▶ _What you have to do_
Transcribe the listing word for word.

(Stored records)
=-=-=

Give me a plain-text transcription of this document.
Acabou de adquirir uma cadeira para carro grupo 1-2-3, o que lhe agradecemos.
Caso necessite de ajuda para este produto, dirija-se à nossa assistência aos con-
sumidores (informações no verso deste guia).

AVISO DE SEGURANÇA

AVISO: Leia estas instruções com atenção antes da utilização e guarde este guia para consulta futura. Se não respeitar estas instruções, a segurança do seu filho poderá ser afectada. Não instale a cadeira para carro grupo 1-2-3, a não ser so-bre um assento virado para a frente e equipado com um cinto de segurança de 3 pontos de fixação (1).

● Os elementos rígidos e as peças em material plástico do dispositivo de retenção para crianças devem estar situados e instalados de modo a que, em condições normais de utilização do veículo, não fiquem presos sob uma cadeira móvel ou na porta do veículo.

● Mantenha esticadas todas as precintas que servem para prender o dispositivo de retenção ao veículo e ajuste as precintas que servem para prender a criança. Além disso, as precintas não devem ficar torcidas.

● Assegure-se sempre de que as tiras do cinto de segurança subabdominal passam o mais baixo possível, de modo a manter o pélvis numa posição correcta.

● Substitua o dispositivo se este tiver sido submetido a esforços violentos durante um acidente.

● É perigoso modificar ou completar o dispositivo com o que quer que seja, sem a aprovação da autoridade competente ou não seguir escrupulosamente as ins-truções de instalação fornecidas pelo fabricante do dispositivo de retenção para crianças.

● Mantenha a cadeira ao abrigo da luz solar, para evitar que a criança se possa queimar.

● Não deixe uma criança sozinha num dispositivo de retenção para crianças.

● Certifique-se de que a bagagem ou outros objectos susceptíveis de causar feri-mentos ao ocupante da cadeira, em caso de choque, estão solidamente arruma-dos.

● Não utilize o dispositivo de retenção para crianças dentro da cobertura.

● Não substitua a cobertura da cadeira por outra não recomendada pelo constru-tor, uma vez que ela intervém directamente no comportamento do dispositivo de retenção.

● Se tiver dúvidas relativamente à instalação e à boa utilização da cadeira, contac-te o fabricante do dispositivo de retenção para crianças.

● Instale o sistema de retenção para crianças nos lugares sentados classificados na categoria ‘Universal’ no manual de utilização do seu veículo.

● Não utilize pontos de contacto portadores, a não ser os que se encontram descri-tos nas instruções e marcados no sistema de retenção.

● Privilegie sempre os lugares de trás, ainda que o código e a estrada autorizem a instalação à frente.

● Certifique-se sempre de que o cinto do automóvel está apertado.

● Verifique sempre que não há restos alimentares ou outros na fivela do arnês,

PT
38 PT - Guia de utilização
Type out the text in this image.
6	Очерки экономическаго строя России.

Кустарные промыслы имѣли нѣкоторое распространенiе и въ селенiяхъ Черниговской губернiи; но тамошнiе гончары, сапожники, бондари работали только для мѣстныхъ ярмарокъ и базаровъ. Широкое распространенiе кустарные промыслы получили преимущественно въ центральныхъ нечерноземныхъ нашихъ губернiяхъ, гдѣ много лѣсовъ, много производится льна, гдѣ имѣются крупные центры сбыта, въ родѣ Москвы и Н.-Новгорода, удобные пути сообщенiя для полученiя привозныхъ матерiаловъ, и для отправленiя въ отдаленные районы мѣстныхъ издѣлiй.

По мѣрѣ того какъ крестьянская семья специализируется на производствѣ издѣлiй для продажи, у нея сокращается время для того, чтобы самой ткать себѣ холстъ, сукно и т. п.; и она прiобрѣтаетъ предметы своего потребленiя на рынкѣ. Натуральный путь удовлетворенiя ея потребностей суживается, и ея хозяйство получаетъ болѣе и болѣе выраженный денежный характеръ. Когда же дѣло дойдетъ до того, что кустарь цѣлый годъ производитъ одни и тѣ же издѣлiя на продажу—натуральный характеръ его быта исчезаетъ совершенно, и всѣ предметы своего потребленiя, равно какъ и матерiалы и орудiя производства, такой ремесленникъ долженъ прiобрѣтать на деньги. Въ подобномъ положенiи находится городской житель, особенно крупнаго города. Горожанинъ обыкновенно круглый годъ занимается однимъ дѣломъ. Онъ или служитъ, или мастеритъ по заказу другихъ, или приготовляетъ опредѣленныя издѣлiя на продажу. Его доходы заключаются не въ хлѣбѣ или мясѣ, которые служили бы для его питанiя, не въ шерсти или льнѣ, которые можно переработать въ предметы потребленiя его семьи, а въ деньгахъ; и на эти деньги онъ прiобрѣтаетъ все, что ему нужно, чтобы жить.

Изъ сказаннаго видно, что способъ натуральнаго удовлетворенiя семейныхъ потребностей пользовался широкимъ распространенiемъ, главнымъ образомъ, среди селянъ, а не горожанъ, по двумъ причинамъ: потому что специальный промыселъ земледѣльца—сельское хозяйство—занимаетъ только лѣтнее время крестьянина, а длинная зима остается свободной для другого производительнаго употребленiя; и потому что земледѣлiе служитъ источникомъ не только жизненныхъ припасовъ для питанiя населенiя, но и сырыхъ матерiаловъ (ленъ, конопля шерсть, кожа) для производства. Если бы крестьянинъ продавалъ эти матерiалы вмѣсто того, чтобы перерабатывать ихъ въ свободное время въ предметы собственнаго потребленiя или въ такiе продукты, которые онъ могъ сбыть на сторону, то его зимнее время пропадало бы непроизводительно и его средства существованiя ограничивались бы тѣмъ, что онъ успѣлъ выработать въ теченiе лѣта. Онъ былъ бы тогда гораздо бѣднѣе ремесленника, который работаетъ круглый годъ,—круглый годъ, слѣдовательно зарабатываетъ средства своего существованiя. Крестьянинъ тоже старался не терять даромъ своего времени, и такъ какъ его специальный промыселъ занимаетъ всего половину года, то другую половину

=-=-=

▶ _Final result_
Give me a plain-text transcription of this document.
Acabou de adquirir uma cadeira para carro grupo 1-2-3, o que lhe agradecemos.
Caso necessite de ajuda para este produto, dirija-se à nossa assistência aos con-
sumidores (informações no verso deste guia).

AVISO DE SEGURANÇA

AVISO: Leia estas instruções com atenção antes da utilização e guarde este guia para consulta futura. Se não respeitar estas instruções, a segurança do seu filho poderá ser afectada. Não instale a cadeira para carro grupo 1-2-3, a não ser so-bre um assento virado para a frente e equipado com um cinto de segurança de 3 pontos de fixação (1).

● Os elementos rígidos e as peças em material plástico do dispositivo de retenção para crianças devem estar situados e instalados de modo a que, em condições normais de utilização do veículo, não fiquem presos sob uma cadeira móvel ou na porta do veículo.

● Mantenha esticadas todas as precintas que servem para prender o dispositivo de retenção ao veículo e ajuste as precintas que servem para prender a criança. Além disso, as precintas não devem ficar torcidas.

● Assegure-se sempre de que as tiras do cinto de segurança subabdominal passam o mais baixo possível, de modo a manter o pélvis numa posição correcta.

● Substitua o dispositivo se este tiver sido submetido a esforços violentos durante um acidente.

● É perigoso modificar ou completar o dispositivo com o que quer que seja, sem a aprovação da autoridade competente ou não seguir escrupulosamente as ins-truções de instalação fornecidas pelo fabricante do dispositivo de retenção para crianças.

● Mantenha a cadeira ao abrigo da luz solar, para evitar que a criança se possa queimar.

● Não deixe uma criança sozinha num dispositivo de retenção para crianças.

● Certifique-se de que a bagagem ou outros objectos susceptíveis de causar feri-mentos ao ocupante da cadeira, em caso de choque, estão solidamente arruma-dos.

● Não utilize o dispositivo de retenção para crianças dentro da cobertura.

● Não substitua a cobertura da cadeira por outra não recomendada pelo constru-tor, uma vez que ela intervém directamente no comportamento do dispositivo de retenção.

● Se tiver dúvidas relativamente à instalação e à boa utilização da cadeira, contac-te o fabricante do dispositivo de retenção para crianças.

● Instale o sistema de retenção para crianças nos lugares sentados classificados na categoria ‘Universal’ no manual de utilização do seu veículo.

● Não utilize pontos de contacto portadores, a não ser os que se encontram descri-tos nas instruções e marcados no sistema de retenção.

● Privilegie sempre os lugares de trás, ainda que o código e a estrada autorizem a instalação à frente.

● Certifique-se sempre de que o cinto do automóvel está apertado.

● Verifique sempre que não há restos alimentares ou outros na fivela do arnês,

PT
38 PT - Guia de utilização
Type out the text in this image.
6	Очерки экономическаго строя России.

Кустарные промыслы имѣли нѣкоторое распространенiе и въ селенiяхъ Черниговской губернiи; но тамошнiе гончары, сапожники, бондари работали только для мѣстныхъ ярмарокъ и базаровъ. Широкое распространенiе кустарные промыслы получили преимущественно въ центральныхъ нечерноземныхъ нашихъ губернiяхъ, гдѣ много лѣсовъ, много производится льна, гдѣ имѣются крупные центры сбыта, въ родѣ Москвы и Н.-Новгорода, удобные пути сообщенiя для полученiя привозныхъ матерiаловъ, и для отправленiя въ отдаленные районы мѣстныхъ издѣлiй.

По мѣрѣ того какъ крестьянская семья специализируется на производствѣ издѣлiй для продажи, у нея сокращается время для того, чтобы самой ткать себѣ холстъ, сукно и т. п.; и она прiобрѣтаетъ предметы своего потребленiя на рынкѣ. Натуральный путь удовлетворенiя ея потребностей суживается, и ея хозяйство получаетъ болѣе и болѣе выраженный денежный характеръ. Когда же дѣло дойдетъ до того, что кустарь цѣлый годъ производитъ одни и тѣ же издѣлiя на продажу—натуральный характеръ его быта исчезаетъ совершенно, и всѣ предметы своего потребленiя, равно какъ и матерiалы и орудiя производства, такой ремесленникъ долженъ прiобрѣтать на деньги. Въ подобномъ положенiи находится городской житель, особенно крупнаго города. Горожанинъ обыкновенно круглый годъ занимается однимъ дѣломъ. Онъ или служитъ, или мастеритъ по заказу другихъ, или приготовляетъ опредѣленныя издѣлiя на продажу. Его доходы заключаются не въ хлѣбѣ или мясѣ, которые служили бы для его питанiя, не въ шерсти или льнѣ, которые можно переработать въ предметы потребленiя его семьи, а въ деньгахъ; и на эти деньги онъ прiобрѣтаетъ все, что ему нужно, чтобы жить.

Изъ сказаннаго видно, что способъ натуральнаго удовлетворенiя семейныхъ потребностей пользовался широкимъ распространенiемъ, главнымъ образомъ, среди селянъ, а не горожанъ, по двумъ причинамъ: потому что специальный промыселъ земледѣльца—сельское хозяйство—занимаетъ только лѣтнее время крестьянина, а длинная зима остается свободной для другого производительнаго употребленiя; и потому что земледѣлiе служитъ источникомъ не только жизненныхъ припасовъ для питанiя населенiя, но и сырыхъ матерiаловъ (ленъ, конопля шерсть, кожа) для производства. Если бы крестьянинъ продавалъ эти матерiалы вмѣсто того, чтобы перерабатывать ихъ въ свободное время въ предметы собственнаго потребленiя или въ такiе продукты, которые онъ могъ сбыть на сторону, то его зимнее время пропадало бы непроизводительно и его средства существованiя ограничивались бы тѣмъ, что онъ успѣлъ выработать въ теченiе лѣта. Онъ былъ бы тогда гораздо бѣднѣе ремесленника, который работаетъ круглый годъ,—круглый годъ, слѣдовательно зарабатываетъ средства своего существованiя. Крестьянинъ тоже старался не терять даромъ своего времени, и такъ какъ его специальный промыселъ занимаетъ всего половину года, то другую половину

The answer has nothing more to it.